─── WORKING DATA

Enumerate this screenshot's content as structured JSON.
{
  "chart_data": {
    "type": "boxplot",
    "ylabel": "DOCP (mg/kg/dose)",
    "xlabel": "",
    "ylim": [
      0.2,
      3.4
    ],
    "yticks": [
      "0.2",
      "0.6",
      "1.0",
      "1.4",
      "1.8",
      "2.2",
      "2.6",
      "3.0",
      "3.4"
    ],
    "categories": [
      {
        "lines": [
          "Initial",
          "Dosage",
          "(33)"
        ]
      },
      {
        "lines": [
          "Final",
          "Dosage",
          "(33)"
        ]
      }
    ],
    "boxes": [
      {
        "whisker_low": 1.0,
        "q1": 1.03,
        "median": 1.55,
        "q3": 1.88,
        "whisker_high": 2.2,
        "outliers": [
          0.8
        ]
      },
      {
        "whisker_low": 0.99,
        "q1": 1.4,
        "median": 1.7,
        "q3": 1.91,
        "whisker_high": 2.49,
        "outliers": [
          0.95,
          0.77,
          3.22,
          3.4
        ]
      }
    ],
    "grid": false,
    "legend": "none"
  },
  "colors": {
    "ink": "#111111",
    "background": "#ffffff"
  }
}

──────

◆ **EXERCISE**: Take the entries above and transcribe them in full.

◆ **OUTPUT BELOW**:
Enumerate this screenshot's content as structured JSON.
{
  "chart_data": {
    "type": "boxplot",
    "ylabel": "DOCP (mg/kg/dose)",
    "xlabel": "",
    "ylim": [
      0.2,
      3.4
    ],
    "yticks": [
      "0.2",
      "0.6",
      "1.0",
      "1.4",
      "1.8",
      "2.2",
      "2.6",
      "3.0",
      "3.4"
    ],
    "categories": [
      {
        "lines": [
          "Initial",
          "Dosage",
          "(33)"
        ]
      },
      {
        "lines": [
          "Final",
          "Dosage",
          "(33)"
        ]
      }
    ],
    "boxes": [
      {
        "whisker_low": 1.0,
        "q1": 1.03,
        "median": 1.55,
        "q3": 1.88,
        "whisker_high": 2.2,
        "outliers": [
          0.8
        ]
      },
      {
        "whisker_low": 0.99,
        "q1": 1.4,
        "median": 1.7,
        "q3": 1.91,
        "whisker_high": 2.49,
        "outliers": [
          0.95,
          0.77,
          3.22,
          3.4
        ]
      }
    ],
    "grid": false,
    "legend": "none"
  },
  "colors": {
    "ink": "#111111",
    "background": "#ffffff"
  }
}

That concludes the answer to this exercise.